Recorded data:
## START

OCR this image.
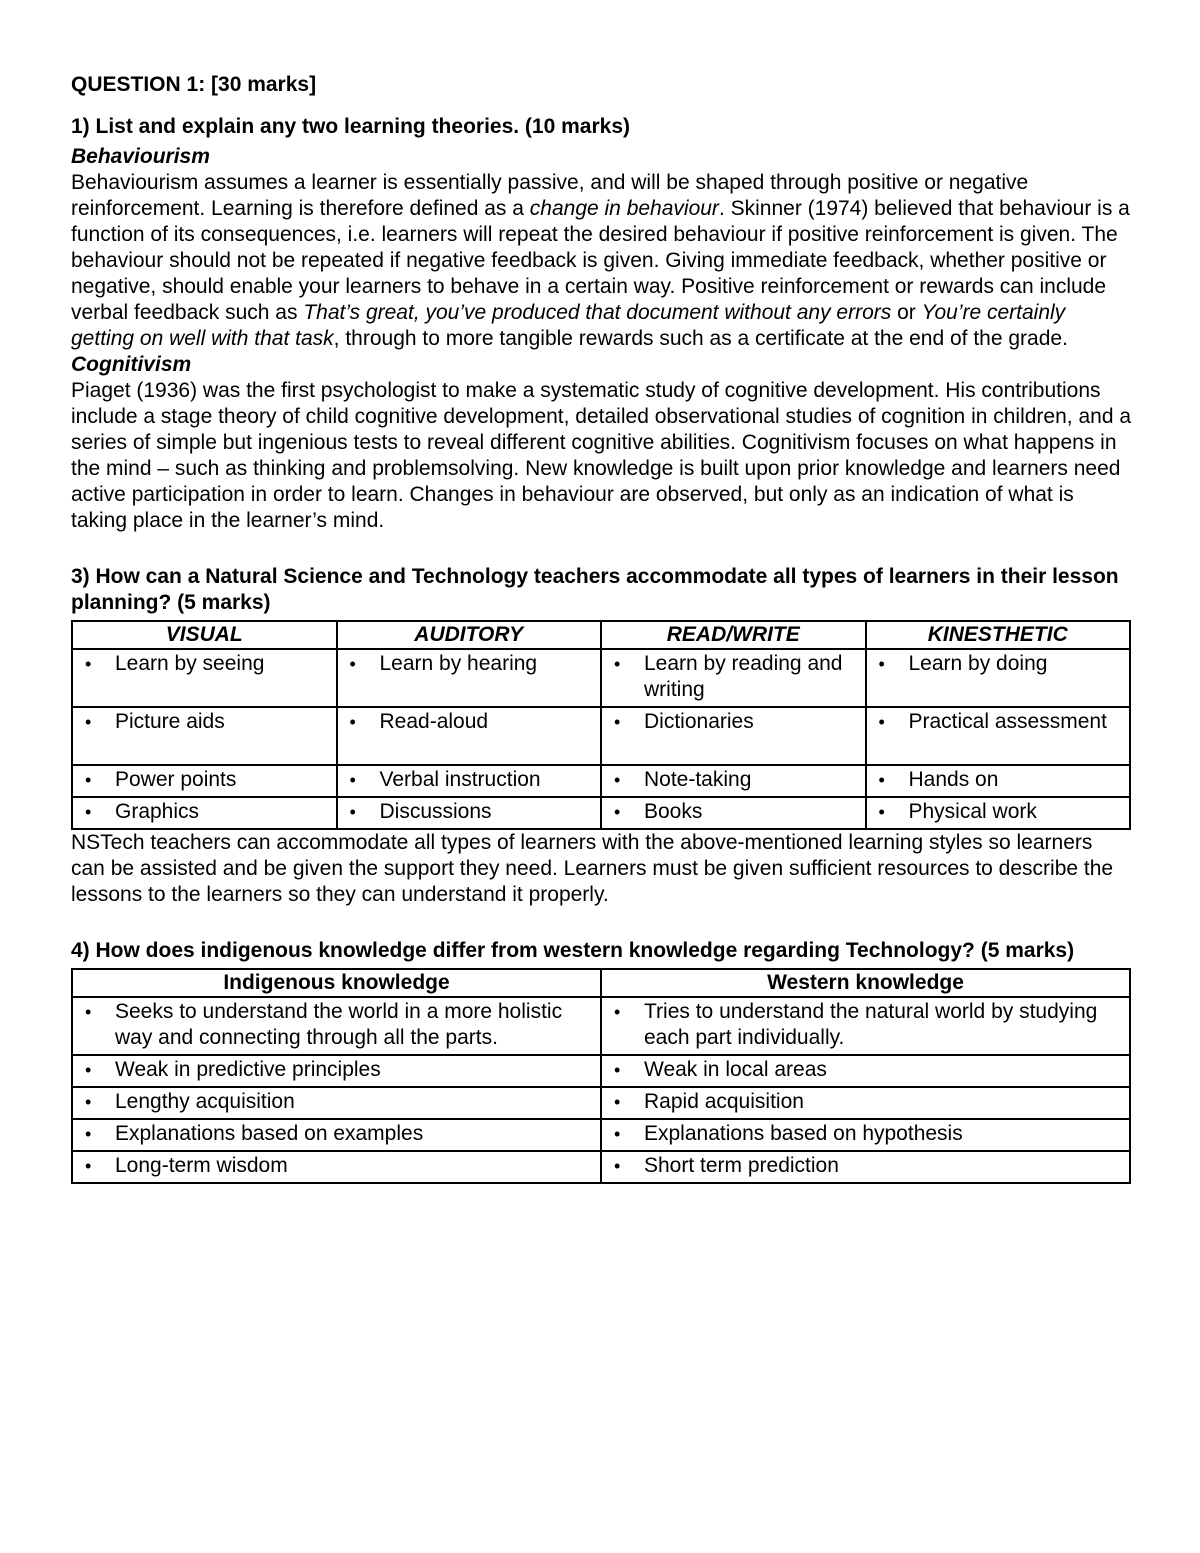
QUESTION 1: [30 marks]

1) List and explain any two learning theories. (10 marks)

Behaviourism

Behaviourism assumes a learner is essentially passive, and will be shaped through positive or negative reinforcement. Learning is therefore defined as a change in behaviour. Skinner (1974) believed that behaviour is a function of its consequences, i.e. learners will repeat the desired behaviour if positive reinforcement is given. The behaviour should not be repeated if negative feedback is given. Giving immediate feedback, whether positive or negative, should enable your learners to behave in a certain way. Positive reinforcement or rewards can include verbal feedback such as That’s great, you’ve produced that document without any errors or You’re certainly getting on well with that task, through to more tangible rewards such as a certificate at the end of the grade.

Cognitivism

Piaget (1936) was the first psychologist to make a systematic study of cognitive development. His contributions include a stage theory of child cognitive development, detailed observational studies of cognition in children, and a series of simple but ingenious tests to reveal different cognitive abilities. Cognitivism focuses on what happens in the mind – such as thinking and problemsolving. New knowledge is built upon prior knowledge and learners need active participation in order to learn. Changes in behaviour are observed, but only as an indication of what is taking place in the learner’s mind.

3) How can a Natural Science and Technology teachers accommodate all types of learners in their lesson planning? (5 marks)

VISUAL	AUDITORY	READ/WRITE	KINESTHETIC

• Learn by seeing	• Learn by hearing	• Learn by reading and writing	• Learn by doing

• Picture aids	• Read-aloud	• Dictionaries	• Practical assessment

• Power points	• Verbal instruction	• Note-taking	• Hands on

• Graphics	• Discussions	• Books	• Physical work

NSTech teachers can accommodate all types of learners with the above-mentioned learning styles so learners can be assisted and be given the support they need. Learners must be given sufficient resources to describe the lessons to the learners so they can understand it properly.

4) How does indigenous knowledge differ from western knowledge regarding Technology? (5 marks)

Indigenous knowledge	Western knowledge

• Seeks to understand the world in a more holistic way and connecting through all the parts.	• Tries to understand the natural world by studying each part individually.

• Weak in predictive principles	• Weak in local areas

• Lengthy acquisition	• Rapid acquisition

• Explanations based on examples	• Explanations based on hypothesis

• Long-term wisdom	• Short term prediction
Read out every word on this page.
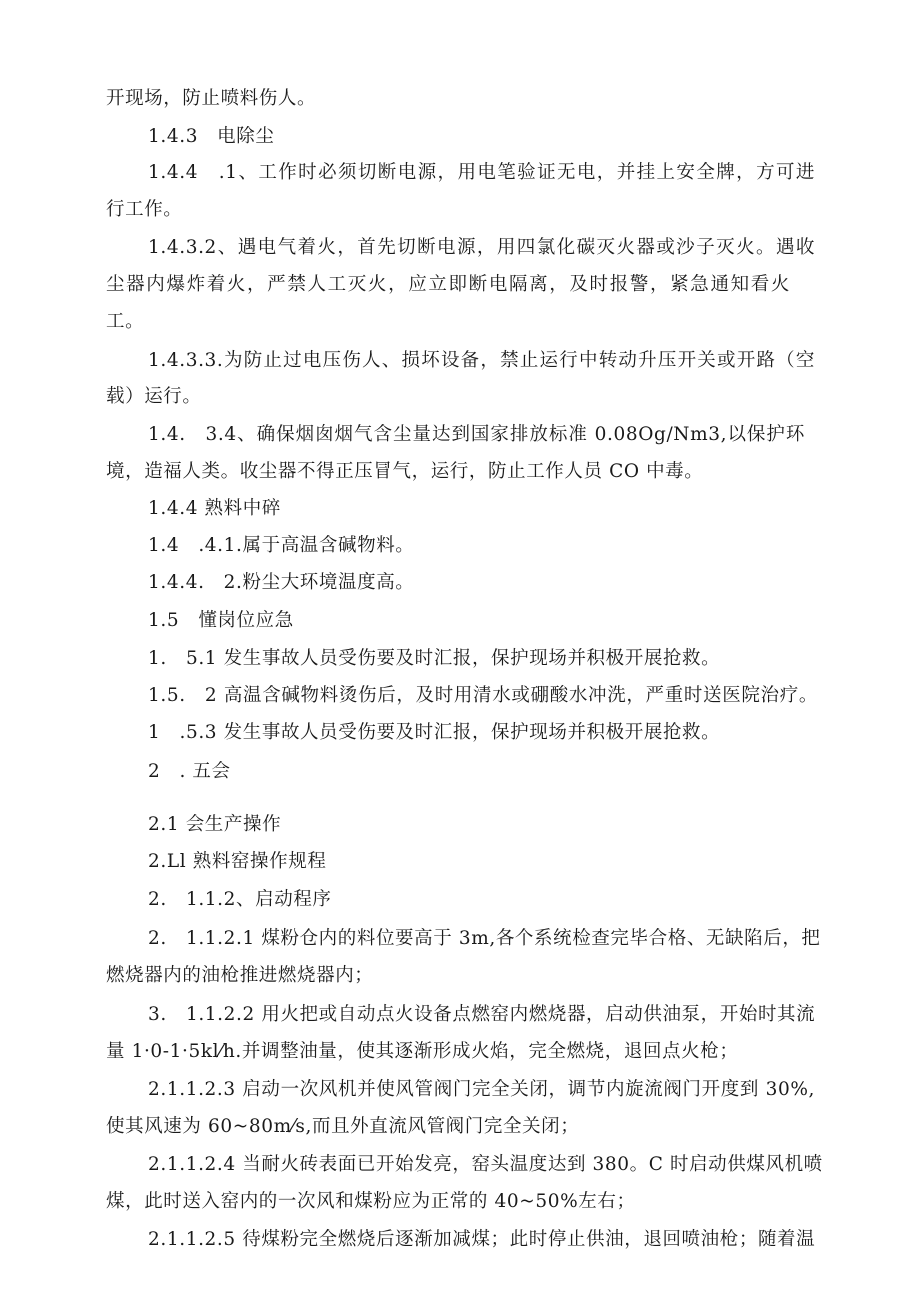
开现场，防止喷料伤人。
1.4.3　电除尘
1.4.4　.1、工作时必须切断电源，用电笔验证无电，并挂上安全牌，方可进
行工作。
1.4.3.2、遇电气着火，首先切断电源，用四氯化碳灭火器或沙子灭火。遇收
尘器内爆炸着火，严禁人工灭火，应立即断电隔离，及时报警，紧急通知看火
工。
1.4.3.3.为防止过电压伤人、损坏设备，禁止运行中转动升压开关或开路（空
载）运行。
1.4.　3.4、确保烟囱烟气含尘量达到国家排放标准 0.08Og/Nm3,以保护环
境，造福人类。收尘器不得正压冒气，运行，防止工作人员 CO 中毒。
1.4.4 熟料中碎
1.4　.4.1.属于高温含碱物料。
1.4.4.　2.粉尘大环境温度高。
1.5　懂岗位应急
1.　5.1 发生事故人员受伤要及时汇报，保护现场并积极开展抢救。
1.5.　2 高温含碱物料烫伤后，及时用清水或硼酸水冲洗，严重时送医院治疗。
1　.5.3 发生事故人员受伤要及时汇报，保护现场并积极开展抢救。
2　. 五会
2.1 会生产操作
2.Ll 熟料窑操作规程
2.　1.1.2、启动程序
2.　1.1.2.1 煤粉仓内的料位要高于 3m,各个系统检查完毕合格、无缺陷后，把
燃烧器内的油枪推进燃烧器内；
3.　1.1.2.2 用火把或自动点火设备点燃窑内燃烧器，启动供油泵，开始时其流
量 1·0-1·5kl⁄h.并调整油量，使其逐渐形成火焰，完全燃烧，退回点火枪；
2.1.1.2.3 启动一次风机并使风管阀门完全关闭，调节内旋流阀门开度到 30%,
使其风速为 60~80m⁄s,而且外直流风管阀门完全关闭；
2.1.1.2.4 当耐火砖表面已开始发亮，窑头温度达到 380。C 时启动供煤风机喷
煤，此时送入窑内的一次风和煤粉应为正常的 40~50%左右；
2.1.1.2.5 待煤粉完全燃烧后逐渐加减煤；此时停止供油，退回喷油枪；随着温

## END

_Problem to solve:_ Copy out every line from the material above in which the word "保护现场并积极开展抢救" appears.

_Full response:_
1.　5.1 发生事故人员受伤要及时汇报，保护现场并积极开展抢救。
1　.5.3 发生事故人员受伤要及时汇报，保护现场并积极开展抢救。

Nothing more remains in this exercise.